(Dataset records)
»»

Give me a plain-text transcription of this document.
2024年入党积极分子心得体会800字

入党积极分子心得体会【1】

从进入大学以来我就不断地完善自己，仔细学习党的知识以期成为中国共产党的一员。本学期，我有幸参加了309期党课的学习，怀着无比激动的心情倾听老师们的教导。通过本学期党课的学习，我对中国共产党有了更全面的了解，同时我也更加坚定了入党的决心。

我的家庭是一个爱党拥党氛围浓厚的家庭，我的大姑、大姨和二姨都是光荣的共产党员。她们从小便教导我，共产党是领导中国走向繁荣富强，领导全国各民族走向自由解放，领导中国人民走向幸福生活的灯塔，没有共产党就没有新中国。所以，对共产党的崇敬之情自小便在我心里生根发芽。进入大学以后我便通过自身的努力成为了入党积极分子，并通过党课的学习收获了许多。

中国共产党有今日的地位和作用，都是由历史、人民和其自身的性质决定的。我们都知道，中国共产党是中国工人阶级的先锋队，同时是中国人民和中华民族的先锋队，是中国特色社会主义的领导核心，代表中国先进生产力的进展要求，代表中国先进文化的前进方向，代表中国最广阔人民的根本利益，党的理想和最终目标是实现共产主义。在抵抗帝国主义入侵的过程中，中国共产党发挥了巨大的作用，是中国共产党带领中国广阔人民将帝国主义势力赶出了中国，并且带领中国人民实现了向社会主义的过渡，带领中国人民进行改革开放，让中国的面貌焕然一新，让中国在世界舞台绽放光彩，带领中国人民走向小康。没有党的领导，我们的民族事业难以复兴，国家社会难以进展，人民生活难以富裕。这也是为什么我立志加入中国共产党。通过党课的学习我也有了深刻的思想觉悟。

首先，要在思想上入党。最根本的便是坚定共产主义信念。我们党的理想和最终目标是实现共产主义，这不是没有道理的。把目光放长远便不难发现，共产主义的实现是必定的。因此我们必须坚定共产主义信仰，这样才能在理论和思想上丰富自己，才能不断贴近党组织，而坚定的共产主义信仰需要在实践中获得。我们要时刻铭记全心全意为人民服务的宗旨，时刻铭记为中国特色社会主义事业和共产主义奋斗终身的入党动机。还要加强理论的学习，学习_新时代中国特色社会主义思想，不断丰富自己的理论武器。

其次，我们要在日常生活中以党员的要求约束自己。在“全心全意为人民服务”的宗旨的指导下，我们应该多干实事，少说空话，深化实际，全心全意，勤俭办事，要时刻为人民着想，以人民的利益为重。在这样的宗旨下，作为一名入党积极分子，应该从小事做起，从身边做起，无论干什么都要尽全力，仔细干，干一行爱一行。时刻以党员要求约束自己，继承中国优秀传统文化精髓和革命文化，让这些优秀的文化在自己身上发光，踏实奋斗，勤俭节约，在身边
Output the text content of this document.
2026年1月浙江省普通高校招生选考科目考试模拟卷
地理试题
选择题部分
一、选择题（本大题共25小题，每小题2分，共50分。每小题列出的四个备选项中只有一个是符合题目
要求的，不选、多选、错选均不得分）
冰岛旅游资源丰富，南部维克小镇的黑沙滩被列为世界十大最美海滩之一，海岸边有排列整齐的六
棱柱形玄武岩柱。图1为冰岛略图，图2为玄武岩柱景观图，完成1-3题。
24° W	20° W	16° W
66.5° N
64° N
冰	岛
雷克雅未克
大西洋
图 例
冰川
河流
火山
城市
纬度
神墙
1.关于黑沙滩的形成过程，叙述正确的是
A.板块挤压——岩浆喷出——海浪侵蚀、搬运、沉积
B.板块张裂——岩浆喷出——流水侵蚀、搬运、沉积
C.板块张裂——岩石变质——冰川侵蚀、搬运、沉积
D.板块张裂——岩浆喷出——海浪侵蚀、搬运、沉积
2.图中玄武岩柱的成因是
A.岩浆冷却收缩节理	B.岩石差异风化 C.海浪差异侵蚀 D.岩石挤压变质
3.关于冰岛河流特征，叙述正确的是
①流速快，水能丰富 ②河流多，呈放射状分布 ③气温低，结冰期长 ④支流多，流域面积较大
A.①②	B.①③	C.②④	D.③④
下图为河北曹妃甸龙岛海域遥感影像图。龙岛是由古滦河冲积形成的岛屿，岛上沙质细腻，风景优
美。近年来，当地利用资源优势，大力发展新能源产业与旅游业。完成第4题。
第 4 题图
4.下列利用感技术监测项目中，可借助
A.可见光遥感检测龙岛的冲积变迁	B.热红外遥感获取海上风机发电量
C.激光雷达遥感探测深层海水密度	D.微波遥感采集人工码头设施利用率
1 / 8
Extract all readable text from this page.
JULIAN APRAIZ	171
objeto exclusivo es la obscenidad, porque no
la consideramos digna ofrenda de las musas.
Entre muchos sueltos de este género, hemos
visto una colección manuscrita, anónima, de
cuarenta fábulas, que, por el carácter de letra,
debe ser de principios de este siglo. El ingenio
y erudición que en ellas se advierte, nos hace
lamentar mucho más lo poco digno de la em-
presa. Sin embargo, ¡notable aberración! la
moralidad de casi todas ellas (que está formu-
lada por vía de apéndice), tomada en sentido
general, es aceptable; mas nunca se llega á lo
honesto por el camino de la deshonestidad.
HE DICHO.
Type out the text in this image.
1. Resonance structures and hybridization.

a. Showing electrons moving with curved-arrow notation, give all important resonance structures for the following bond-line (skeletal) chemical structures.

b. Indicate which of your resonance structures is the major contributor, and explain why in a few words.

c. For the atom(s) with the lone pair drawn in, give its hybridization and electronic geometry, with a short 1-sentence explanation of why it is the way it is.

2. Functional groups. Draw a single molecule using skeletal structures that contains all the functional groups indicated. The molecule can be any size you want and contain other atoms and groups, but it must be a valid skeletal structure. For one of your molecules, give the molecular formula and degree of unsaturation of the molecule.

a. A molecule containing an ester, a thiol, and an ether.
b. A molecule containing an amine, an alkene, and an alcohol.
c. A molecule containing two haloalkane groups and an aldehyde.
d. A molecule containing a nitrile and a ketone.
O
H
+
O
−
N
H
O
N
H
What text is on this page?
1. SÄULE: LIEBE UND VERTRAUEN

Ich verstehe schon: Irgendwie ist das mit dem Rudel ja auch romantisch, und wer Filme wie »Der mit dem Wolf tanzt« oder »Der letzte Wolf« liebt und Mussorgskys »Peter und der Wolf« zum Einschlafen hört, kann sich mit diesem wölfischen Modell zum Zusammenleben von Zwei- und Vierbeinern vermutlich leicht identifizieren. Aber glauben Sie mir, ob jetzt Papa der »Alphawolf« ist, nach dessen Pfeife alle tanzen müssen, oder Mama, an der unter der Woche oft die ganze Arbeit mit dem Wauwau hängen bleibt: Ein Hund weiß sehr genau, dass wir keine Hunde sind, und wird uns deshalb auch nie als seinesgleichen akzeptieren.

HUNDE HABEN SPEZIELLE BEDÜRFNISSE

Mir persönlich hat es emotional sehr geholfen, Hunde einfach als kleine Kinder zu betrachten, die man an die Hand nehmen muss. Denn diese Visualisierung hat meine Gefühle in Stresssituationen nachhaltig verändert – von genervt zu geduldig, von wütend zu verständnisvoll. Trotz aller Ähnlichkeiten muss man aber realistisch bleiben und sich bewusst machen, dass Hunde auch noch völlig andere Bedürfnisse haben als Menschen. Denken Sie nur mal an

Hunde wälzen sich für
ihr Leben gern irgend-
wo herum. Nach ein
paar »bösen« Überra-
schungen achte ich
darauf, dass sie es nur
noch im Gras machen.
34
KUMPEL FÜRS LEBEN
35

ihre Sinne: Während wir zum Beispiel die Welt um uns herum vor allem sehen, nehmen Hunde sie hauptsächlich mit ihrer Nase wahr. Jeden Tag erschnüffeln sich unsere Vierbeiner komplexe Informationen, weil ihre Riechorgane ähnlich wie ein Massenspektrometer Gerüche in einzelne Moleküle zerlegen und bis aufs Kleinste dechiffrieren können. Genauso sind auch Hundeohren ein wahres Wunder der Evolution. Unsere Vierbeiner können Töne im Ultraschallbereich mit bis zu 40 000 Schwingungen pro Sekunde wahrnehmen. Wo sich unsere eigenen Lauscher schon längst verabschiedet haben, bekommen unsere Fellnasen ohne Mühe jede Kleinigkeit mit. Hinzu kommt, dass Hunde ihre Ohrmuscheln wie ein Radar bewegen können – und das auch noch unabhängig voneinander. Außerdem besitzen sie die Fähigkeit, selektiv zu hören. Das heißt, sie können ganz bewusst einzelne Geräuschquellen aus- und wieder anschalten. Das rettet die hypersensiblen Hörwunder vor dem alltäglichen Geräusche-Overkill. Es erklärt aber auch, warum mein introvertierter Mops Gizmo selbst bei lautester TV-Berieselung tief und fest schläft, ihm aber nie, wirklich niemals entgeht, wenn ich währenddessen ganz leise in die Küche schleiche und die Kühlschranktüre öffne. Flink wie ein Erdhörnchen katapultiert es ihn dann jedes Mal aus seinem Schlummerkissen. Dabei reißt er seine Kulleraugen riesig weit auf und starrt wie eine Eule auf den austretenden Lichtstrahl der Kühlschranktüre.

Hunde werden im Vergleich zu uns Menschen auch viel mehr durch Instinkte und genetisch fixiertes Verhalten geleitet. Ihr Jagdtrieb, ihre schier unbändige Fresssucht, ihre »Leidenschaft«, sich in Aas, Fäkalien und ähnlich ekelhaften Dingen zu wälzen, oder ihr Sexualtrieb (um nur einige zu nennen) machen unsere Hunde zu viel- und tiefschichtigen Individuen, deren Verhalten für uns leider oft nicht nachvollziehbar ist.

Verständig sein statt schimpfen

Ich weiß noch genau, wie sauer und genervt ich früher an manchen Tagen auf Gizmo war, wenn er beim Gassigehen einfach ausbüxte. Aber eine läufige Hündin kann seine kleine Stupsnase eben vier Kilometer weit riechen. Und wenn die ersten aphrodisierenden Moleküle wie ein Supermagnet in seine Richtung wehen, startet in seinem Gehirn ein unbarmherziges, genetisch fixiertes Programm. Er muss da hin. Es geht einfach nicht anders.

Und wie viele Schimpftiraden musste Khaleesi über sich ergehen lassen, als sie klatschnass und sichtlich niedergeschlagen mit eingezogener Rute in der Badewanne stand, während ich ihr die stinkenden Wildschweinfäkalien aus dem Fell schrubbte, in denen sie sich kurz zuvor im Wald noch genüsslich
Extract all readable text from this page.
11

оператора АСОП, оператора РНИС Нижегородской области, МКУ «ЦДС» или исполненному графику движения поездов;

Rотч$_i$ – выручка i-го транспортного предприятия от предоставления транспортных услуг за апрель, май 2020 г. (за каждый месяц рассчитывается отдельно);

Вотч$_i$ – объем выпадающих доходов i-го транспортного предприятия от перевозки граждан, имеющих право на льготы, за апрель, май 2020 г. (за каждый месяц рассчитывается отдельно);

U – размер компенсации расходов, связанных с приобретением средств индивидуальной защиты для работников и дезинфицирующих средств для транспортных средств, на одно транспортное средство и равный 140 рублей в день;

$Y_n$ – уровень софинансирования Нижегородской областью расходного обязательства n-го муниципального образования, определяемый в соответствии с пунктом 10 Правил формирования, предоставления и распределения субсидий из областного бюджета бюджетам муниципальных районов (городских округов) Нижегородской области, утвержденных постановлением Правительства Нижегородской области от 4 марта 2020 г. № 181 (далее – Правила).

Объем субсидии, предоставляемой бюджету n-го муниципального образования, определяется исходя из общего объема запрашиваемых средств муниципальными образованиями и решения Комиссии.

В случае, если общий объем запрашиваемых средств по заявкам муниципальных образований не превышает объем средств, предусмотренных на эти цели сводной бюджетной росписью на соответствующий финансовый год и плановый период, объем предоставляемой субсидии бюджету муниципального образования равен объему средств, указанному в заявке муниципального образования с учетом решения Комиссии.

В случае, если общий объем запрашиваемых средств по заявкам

««

◆ Directions for this task ◆
Copy, from the material, each line that holds the string "document".

◆ Task output ◆
Give me a plain-text transcription of this document.
Output the text content of this document.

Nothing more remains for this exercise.